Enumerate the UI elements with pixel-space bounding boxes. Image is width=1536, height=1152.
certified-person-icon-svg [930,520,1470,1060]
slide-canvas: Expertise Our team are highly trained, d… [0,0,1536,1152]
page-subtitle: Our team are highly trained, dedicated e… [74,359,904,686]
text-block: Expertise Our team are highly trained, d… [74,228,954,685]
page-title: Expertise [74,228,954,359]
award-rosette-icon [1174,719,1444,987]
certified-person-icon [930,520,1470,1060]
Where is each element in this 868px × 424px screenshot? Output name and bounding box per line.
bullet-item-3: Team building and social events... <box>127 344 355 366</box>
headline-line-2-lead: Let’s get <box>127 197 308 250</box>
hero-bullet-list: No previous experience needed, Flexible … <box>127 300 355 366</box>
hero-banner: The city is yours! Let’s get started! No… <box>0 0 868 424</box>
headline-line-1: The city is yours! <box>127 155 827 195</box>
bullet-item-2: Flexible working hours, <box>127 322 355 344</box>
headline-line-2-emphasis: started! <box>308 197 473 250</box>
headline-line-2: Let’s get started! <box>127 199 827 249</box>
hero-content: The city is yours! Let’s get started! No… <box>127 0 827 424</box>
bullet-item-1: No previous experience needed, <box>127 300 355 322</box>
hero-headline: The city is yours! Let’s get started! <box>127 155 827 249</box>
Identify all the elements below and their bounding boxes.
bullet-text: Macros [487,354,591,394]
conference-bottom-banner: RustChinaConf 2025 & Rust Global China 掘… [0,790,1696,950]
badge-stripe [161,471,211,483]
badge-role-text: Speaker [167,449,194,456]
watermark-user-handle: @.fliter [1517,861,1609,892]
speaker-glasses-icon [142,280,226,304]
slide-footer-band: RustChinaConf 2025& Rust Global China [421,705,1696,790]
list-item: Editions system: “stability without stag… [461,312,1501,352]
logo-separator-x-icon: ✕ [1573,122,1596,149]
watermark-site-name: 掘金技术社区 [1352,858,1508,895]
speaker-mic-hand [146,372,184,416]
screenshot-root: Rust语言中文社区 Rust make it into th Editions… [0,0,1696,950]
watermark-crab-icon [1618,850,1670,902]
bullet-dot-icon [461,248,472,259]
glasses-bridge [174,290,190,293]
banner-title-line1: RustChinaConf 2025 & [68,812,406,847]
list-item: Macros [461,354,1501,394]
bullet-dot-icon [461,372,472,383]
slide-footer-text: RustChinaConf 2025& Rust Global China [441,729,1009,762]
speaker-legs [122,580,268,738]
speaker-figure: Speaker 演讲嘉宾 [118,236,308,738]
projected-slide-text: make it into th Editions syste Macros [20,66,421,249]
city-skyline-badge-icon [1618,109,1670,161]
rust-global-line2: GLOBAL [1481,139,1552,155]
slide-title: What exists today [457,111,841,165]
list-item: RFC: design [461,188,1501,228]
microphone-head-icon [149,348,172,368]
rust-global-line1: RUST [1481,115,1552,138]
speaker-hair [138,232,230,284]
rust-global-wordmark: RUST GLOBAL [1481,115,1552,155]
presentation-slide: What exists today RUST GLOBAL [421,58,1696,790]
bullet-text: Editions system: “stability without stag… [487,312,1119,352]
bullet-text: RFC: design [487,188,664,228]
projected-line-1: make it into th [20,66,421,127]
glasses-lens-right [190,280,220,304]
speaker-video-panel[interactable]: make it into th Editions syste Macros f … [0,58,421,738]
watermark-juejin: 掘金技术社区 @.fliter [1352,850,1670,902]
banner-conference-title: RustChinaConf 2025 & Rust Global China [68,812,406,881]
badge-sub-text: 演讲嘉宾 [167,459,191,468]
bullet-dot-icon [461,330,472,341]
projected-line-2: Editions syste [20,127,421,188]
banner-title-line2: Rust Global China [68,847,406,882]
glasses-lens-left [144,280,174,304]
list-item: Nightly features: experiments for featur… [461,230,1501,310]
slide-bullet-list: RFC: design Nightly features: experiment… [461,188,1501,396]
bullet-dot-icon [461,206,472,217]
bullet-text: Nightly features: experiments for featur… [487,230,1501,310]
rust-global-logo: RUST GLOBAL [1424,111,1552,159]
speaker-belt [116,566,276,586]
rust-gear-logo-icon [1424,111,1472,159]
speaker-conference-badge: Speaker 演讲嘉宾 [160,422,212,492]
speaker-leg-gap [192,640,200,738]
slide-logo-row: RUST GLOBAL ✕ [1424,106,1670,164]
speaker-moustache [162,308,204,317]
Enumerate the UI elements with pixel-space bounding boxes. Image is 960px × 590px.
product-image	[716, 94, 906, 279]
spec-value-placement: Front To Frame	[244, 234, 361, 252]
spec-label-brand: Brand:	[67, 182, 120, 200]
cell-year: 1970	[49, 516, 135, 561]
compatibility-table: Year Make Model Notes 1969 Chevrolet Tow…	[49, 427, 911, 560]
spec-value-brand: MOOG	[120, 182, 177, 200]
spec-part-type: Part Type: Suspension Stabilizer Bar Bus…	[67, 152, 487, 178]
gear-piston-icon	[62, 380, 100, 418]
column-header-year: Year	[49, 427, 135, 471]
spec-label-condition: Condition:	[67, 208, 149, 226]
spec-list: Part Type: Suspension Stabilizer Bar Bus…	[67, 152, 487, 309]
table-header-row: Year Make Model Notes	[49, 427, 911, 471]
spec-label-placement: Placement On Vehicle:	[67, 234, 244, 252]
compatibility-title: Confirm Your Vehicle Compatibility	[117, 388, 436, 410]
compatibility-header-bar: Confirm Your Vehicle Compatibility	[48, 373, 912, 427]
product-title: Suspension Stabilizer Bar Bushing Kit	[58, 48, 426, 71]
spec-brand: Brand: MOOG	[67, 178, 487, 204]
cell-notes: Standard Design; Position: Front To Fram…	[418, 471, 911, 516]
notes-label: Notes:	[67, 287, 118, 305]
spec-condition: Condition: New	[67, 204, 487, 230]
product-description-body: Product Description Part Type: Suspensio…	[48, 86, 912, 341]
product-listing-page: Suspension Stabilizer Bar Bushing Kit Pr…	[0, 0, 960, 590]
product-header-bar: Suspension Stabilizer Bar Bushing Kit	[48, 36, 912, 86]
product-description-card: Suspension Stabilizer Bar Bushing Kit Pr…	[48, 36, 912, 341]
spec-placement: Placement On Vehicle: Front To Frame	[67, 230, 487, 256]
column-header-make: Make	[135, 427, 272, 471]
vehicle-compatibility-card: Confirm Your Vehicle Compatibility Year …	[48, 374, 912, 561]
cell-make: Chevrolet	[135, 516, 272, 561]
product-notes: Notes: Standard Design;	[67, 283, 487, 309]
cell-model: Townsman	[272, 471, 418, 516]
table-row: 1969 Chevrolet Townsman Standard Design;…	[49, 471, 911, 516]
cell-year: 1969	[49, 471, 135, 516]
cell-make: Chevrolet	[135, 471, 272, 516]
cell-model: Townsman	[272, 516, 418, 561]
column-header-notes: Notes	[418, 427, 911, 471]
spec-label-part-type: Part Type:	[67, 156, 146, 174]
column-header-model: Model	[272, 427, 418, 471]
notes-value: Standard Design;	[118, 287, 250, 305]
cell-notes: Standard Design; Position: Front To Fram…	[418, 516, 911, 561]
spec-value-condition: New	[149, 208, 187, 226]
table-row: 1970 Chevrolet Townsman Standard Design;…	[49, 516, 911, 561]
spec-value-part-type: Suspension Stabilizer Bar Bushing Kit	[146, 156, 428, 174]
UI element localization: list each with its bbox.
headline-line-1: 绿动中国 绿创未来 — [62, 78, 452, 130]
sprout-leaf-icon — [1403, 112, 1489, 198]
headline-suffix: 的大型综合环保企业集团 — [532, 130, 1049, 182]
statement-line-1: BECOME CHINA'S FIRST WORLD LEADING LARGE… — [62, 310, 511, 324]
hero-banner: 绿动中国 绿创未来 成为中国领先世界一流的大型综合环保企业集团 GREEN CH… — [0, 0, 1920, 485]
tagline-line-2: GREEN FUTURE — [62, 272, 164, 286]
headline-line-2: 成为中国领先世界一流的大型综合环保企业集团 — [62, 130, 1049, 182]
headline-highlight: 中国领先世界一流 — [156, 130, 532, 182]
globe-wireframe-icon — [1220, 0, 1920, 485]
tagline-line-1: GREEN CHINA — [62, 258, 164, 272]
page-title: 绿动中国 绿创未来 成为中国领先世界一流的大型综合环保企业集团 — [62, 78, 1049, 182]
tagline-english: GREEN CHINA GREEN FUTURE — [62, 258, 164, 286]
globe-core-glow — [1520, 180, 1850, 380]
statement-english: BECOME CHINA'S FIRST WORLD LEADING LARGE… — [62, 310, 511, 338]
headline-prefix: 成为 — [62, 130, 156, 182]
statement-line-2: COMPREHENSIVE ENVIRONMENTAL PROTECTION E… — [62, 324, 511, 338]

- _Brief_
Reproduce the records word for word, starting with the first line and continuing through the line that contains "Where is each", including both of those lines.

- _Correct response_
Enumerate the UI elements with pixel-space bounding boxes. Image is width=1536, height=1152.
certified-person-icon-svg [930,520,1470,1060]
slide-canvas: Expertise Our team are highly trained, d… [0,0,1536,1152]
page-subtitle: Our team are highly trained, dedicated e… [74,359,904,686]
text-block: Expertise Our team are highly trained, d… [74,228,954,685]
page-title: Expertise [74,228,954,359]
award-rosette-icon [1174,719,1444,987]
certified-person-icon [930,520,1470,1060]
Where is each element in this 868px × 424px screenshot? Output name and bounding box per line.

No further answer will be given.